Records shown:
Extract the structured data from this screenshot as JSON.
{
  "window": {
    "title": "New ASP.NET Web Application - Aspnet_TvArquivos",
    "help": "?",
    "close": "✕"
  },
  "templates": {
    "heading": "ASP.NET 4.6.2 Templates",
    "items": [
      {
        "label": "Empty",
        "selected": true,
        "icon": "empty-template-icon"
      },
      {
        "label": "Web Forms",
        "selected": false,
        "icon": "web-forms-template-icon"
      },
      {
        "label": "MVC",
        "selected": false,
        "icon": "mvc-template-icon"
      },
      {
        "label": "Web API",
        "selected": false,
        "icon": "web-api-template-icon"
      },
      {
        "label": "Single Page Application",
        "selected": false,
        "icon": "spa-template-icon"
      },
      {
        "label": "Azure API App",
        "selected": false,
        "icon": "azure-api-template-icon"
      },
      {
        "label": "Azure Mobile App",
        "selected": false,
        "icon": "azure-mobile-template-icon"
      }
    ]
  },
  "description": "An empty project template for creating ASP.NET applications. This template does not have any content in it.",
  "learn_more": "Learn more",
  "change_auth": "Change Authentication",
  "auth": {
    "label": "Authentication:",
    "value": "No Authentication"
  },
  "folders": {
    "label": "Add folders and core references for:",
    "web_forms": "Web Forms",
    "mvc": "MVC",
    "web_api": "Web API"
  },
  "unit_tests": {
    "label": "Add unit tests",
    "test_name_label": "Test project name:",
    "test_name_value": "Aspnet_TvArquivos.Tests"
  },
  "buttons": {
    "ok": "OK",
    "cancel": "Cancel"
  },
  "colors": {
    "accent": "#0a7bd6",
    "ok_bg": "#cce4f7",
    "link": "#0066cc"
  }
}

Exercise: Write out every entry again, keeping each line exactly the same.

Problem solution:
Extract the structured data from this screenshot as JSON.
{
  "window": {
    "title": "New ASP.NET Web Application - Aspnet_TvArquivos",
    "help": "?",
    "close": "✕"
  },
  "templates": {
    "heading": "ASP.NET 4.6.2 Templates",
    "items": [
      {
        "label": "Empty",
        "selected": true,
        "icon": "empty-template-icon"
      },
      {
        "label": "Web Forms",
        "selected": false,
        "icon": "web-forms-template-icon"
      },
      {
        "label": "MVC",
        "selected": false,
        "icon": "mvc-template-icon"
      },
      {
        "label": "Web API",
        "selected": false,
        "icon": "web-api-template-icon"
      },
      {
        "label": "Single Page Application",
        "selected": false,
        "icon": "spa-template-icon"
      },
      {
        "label": "Azure API App",
        "selected": false,
        "icon": "azure-api-template-icon"
      },
      {
        "label": "Azure Mobile App",
        "selected": false,
        "icon": "azure-mobile-template-icon"
      }
    ]
  },
  "description": "An empty project template for creating ASP.NET applications. This template does not have any content in it.",
  "learn_more": "Learn more",
  "change_auth": "Change Authentication",
  "auth": {
    "label": "Authentication:",
    "value": "No Authentication"
  },
  "folders": {
    "label": "Add folders and core references for:",
    "web_forms": "Web Forms",
    "mvc": "MVC",
    "web_api": "Web API"
  },
  "unit_tests": {
    "label": "Add unit tests",
    "test_name_label": "Test project name:",
    "test_name_value": "Aspnet_TvArquivos.Tests"
  },
  "buttons": {
    "ok": "OK",
    "cancel": "Cancel"
  },
  "colors": {
    "accent": "#0a7bd6",
    "ok_bg": "#cce4f7",
    "link": "#0066cc"
  }
}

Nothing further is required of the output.